Write out the entries again exactly as they are given.

===============

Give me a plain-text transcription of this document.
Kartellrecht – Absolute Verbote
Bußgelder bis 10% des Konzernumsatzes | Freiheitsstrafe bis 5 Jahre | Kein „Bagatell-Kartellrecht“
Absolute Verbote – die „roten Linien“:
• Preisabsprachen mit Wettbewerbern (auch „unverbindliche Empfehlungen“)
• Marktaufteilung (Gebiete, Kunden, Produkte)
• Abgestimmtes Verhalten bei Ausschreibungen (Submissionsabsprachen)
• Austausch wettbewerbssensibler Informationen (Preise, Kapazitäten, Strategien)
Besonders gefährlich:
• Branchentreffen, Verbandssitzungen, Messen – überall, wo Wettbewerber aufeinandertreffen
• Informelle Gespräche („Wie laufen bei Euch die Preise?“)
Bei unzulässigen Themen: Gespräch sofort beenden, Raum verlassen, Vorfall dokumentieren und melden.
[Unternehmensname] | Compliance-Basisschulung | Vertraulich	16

===============

**REPLY**
Give me a plain-text transcription of this document.
Kartellrecht – Absolute Verbote
Bußgelder bis 10% des Konzernumsatzes | Freiheitsstrafe bis 5 Jahre | Kein „Bagatell-Kartellrecht“
Absolute Verbote – die „roten Linien“:
• Preisabsprachen mit Wettbewerbern (auch „unverbindliche Empfehlungen“)
• Marktaufteilung (Gebiete, Kunden, Produkte)
• Abgestimmtes Verhalten bei Ausschreibungen (Submissionsabsprachen)
• Austausch wettbewerbssensibler Informationen (Preise, Kapazitäten, Strategien)
Besonders gefährlich:
• Branchentreffen, Verbandssitzungen, Messen – überall, wo Wettbewerber aufeinandertreffen
• Informelle Gespräche („Wie laufen bei Euch die Preise?“)
Bei unzulässigen Themen: Gespräch sofort beenden, Raum verlassen, Vorfall dokumentieren und melden.
[Unternehmensname] | Compliance-Basisschulung | Vertraulich	16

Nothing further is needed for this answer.